Saved entries:
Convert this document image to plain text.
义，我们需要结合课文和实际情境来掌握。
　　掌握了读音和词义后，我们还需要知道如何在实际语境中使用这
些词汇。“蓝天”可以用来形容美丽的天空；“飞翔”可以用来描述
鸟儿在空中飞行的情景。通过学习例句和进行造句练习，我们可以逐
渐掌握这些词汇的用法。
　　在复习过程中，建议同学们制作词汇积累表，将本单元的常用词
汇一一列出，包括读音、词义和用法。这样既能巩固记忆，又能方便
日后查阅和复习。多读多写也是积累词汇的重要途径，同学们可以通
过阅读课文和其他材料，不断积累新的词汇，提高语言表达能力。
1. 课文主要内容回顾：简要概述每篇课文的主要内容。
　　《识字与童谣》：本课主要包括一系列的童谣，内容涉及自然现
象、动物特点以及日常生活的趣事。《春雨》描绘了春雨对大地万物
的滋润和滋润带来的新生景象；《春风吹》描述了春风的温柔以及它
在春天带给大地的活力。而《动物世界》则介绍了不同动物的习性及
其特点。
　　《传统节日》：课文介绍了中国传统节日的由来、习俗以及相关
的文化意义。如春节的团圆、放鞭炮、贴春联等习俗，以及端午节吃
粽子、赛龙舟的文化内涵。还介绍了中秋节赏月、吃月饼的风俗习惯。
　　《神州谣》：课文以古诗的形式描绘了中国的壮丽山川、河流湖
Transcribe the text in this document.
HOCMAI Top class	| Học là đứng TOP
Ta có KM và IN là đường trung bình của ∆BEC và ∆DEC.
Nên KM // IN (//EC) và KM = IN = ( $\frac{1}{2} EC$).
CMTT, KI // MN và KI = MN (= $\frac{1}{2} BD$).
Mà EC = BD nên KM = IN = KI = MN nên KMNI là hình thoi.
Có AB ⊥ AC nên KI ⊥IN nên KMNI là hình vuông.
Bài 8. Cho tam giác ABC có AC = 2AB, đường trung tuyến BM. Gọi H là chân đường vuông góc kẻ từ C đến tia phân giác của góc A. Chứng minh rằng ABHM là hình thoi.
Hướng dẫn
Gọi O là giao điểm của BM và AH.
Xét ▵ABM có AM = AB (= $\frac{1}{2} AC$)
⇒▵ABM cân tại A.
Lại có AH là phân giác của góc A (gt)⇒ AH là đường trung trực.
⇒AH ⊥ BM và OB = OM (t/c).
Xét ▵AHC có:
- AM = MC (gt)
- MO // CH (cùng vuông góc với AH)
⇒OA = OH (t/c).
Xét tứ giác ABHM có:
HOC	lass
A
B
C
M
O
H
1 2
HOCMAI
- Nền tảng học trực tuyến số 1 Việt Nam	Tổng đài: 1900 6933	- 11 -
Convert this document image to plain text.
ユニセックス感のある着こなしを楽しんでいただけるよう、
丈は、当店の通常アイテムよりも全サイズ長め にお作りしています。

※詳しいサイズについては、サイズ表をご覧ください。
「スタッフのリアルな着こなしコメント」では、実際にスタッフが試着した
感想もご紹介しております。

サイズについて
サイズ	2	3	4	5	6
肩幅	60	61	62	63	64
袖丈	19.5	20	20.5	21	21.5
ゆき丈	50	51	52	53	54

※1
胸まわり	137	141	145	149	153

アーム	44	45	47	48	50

(TASK DETAILS)
The entries above must be returned in full, exactly as shown.

(EXPECTED ANSWER)
Convert this document image to plain text.
义，我们需要结合课文和实际情境来掌握。
　　掌握了读音和词义后，我们还需要知道如何在实际语境中使用这
些词汇。“蓝天”可以用来形容美丽的天空；“飞翔”可以用来描述
鸟儿在空中飞行的情景。通过学习例句和进行造句练习，我们可以逐
渐掌握这些词汇的用法。
　　在复习过程中，建议同学们制作词汇积累表，将本单元的常用词
汇一一列出，包括读音、词义和用法。这样既能巩固记忆，又能方便
日后查阅和复习。多读多写也是积累词汇的重要途径，同学们可以通
过阅读课文和其他材料，不断积累新的词汇，提高语言表达能力。
1. 课文主要内容回顾：简要概述每篇课文的主要内容。
　　《识字与童谣》：本课主要包括一系列的童谣，内容涉及自然现
象、动物特点以及日常生活的趣事。《春雨》描绘了春雨对大地万物
的滋润和滋润带来的新生景象；《春风吹》描述了春风的温柔以及它
在春天带给大地的活力。而《动物世界》则介绍了不同动物的习性及
其特点。
　　《传统节日》：课文介绍了中国传统节日的由来、习俗以及相关
的文化意义。如春节的团圆、放鞭炮、贴春联等习俗，以及端午节吃
粽子、赛龙舟的文化内涵。还介绍了中秋节赏月、吃月饼的风俗习惯。
　　《神州谣》：课文以古诗的形式描绘了中国的壮丽山川、河流湖
Transcribe the text in this document.
HOCMAI Top class	| Học là đứng TOP
Ta có KM và IN là đường trung bình của ∆BEC và ∆DEC.
Nên KM // IN (//EC) và KM = IN = ( $\frac{1}{2} EC$).
CMTT, KI // MN và KI = MN (= $\frac{1}{2} BD$).
Mà EC = BD nên KM = IN = KI = MN nên KMNI là hình thoi.
Có AB ⊥ AC nên KI ⊥IN nên KMNI là hình vuông.
Bài 8. Cho tam giác ABC có AC = 2AB, đường trung tuyến BM. Gọi H là chân đường vuông góc kẻ từ C đến tia phân giác của góc A. Chứng minh rằng ABHM là hình thoi.
Hướng dẫn
Gọi O là giao điểm của BM và AH.
Xét ▵ABM có AM = AB (= $\frac{1}{2} AC$)
⇒▵ABM cân tại A.
Lại có AH là phân giác của góc A (gt)⇒ AH là đường trung trực.
⇒AH ⊥ BM và OB = OM (t/c).
Xét ▵AHC có:
- AM = MC (gt)
- MO // CH (cùng vuông góc với AH)
⇒OA = OH (t/c).
Xét tứ giác ABHM có:
HOC	lass
A
B
C
M
O
H
1 2
HOCMAI
- Nền tảng học trực tuyến số 1 Việt Nam	Tổng đài: 1900 6933	- 11 -
Convert this document image to plain text.
ユニセックス感のある着こなしを楽しんでいただけるよう、
丈は、当店の通常アイテムよりも全サイズ長め にお作りしています。

※詳しいサイズについては、サイズ表をご覧ください。
「スタッフのリアルな着こなしコメント」では、実際にスタッフが試着した
感想もご紹介しております。

サイズについて
サイズ	2	3	4	5	6
肩幅	60	61	62	63	64
袖丈	19.5	20	20.5	21	21.5
ゆき丈	50	51	52	53	54

※1
胸まわり	137	141	145	149	153

アーム	44	45	47	48	50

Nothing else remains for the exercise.